Collected data entries:

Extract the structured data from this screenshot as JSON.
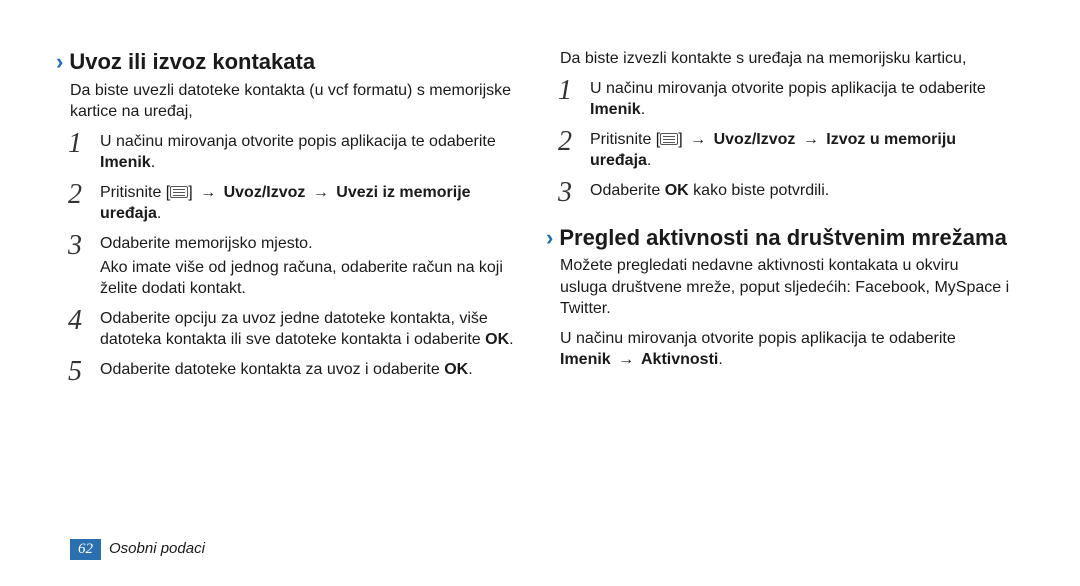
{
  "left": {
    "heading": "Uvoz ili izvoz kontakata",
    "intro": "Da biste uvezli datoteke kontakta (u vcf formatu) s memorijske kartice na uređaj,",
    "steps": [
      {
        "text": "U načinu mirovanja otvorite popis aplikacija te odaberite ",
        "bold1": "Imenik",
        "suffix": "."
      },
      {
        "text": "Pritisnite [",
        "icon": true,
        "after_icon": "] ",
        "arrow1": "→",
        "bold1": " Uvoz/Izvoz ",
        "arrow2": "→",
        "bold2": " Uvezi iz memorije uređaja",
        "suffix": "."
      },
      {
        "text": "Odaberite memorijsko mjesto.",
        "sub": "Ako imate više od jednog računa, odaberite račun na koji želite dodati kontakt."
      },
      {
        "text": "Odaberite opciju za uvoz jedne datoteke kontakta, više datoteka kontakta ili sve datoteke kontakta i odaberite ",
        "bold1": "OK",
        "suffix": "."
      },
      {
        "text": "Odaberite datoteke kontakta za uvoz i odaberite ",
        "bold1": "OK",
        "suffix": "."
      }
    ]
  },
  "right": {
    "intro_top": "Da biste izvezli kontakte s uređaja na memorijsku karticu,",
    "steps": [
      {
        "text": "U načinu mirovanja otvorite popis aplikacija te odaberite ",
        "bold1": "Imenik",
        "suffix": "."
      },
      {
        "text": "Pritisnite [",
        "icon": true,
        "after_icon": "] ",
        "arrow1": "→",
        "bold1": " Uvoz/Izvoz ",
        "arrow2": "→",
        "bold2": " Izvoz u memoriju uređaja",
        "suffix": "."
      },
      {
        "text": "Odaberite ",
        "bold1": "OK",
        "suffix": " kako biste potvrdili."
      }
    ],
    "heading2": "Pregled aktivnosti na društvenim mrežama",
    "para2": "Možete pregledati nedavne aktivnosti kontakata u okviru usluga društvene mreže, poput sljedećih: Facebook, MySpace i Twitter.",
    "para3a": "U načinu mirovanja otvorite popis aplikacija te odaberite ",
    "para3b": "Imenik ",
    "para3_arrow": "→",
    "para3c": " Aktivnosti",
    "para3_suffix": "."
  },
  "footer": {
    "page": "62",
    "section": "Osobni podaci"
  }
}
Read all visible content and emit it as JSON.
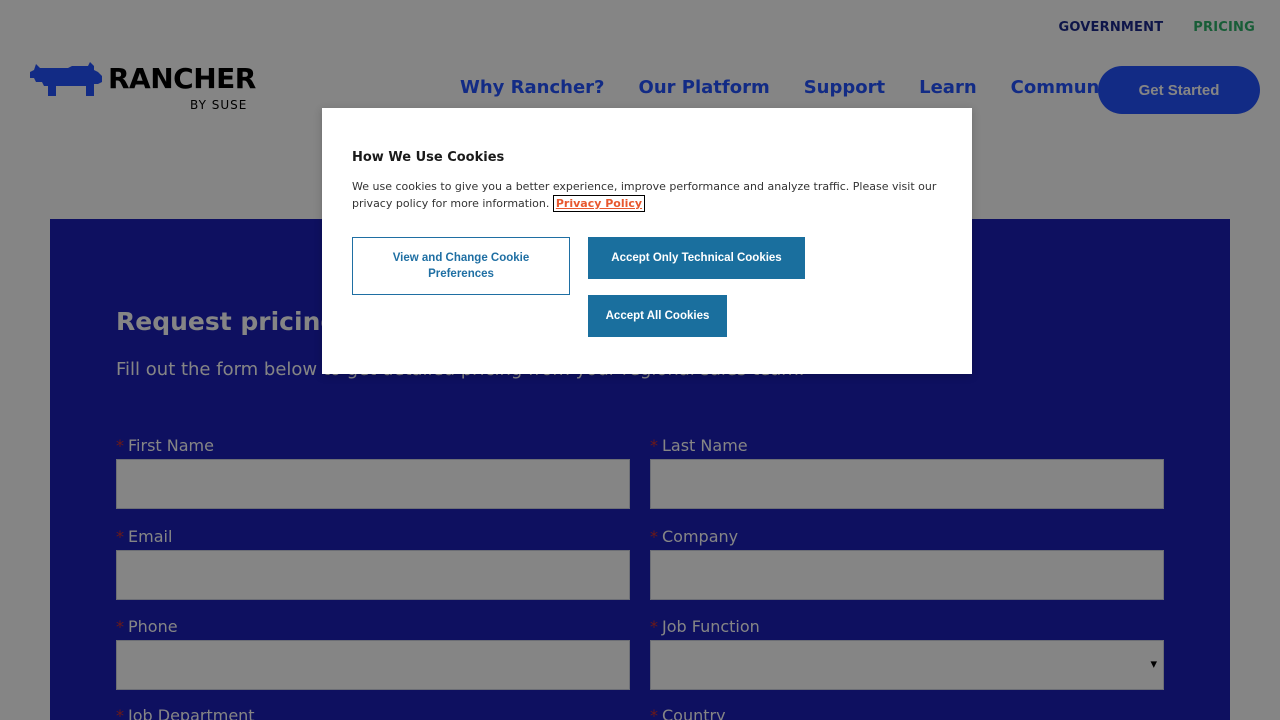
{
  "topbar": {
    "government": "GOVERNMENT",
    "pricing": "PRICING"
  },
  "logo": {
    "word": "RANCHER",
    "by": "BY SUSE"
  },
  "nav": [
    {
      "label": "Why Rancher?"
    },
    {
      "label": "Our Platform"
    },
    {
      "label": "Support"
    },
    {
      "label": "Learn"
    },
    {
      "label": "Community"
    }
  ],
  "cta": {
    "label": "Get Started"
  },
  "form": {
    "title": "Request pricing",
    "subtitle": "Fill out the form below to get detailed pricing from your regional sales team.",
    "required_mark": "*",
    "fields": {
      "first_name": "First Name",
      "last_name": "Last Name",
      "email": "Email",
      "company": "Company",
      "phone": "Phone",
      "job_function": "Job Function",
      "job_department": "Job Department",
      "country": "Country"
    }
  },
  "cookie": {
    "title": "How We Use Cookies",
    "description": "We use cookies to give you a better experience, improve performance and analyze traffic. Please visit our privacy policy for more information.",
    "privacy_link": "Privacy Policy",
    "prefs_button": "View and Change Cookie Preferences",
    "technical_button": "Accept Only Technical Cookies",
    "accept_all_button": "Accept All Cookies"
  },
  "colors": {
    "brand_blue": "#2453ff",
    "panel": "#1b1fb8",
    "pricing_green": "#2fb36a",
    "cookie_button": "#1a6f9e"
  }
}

* [Set exercise] Select all lines in the listing above where the word "datoteke" appears, and show them.

* [Task answer]
    "intro": "Da biste uvezli datoteke kontakta (u vcf formatu) s memorijske kartice na uređaj,",
        "text": "Odaberite opciju za uvoz jedne datoteke kontakta, više datoteka kontakta ili sve datoteke kontakta i odaberite ",
        "text": "Odaberite datoteke kontakta za uvoz i odaberite ",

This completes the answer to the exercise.